SUPPLIED ENTRIES
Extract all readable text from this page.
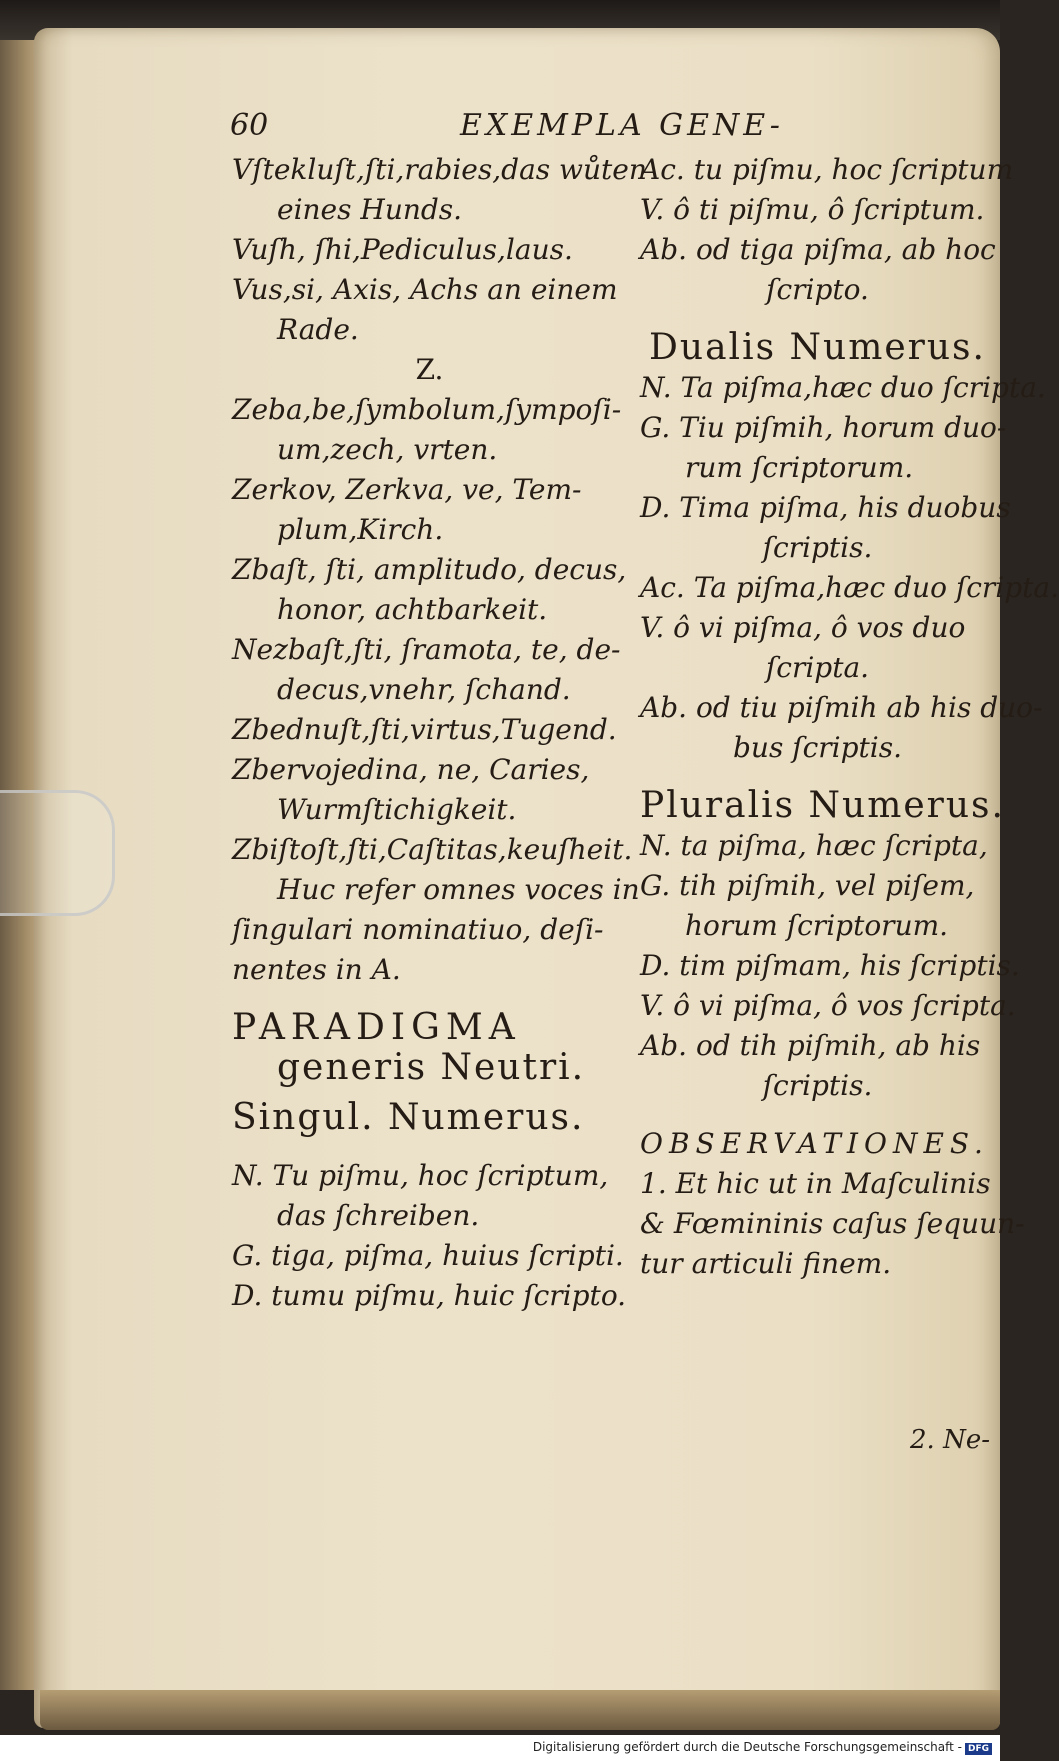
60	EXEMPLA GENE-
Vſtekluſt,ſti,rabies,das wůten
eines Hunds.
Vuſh, ſhi,Pediculus,laus.
Vus,si, Axis, Achs an einem
Rade.
Z.
Zeba,be,ſymbolum,ſympoſi-
um,zech, vrten.
Zerkov, Zerkva, ve, Tem-
plum,Kirch.
Zbaſt, ſti, amplitudo, decus,
honor, achtbarkeit.
Nezbaſt,ſti, ſramota, te, de-
decus,vnehr, ſchand.
Zbednuſt,ſti,virtus,Tugend.
Zbervojedina, ne, Caries,
Wurmſtichigkeit.
Zbiſtoſt,ſti,Caſtitas,keuſheit.
Huc refer omnes voces in
ſingulari nominatiuo, deſi-
nentes in A.
PARADIGMA
generis Neutri.
Singul. Numerus.
N. Tu piſmu, hoc ſcriptum,
das ſchreiben.
G. tiga, piſma, huius ſcripti.
D. tumu piſmu, huic ſcripto.
Ac. tu piſmu, hoc ſcriptum
V. ô ti piſmu, ô ſcriptum.
Ab. od tiga piſma, ab hoc
ſcripto.
Dualis Numerus.
N. Ta piſma,hæc duo ſcripta.
G. Tiu piſmih, horum duo-
rum ſcriptorum.
D. Tima piſma, his duobus
ſcriptis.
Ac. Ta piſma,hæc duo ſcripta.
V. ô vi piſma, ô vos duo
ſcripta.
Ab. od tiu piſmih ab his duo-
bus ſcriptis.
Pluralis Numerus.
N. ta piſma, hæc ſcripta,
G. tih piſmih, vel piſem,
horum ſcriptorum.
D. tim piſmam, his ſcriptis.
V. ô vi piſma, ô vos ſcripta.
Ab. od tih piſmih, ab his
ſcriptis.
OBSERVATIONES.
1. Et hic ut in Maſculinis
& Fœmininis caſus ſequun-
tur articuli finem.
2. Ne-
Digitalisierung gefördert durch die Deutsche Forschungsgemeinschaft - DFG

EXERCISE
Using the records above, pull out each line where the word "ſcripta" occurs.

WRITTEN RESPONSE
N. Ta piſma,hæc duo ſcripta.
Ac. Ta piſma,hæc duo ſcripta.
ſcripta.
N. ta piſma, hæc ſcripta,
V. ô vi piſma, ô vos ſcripta.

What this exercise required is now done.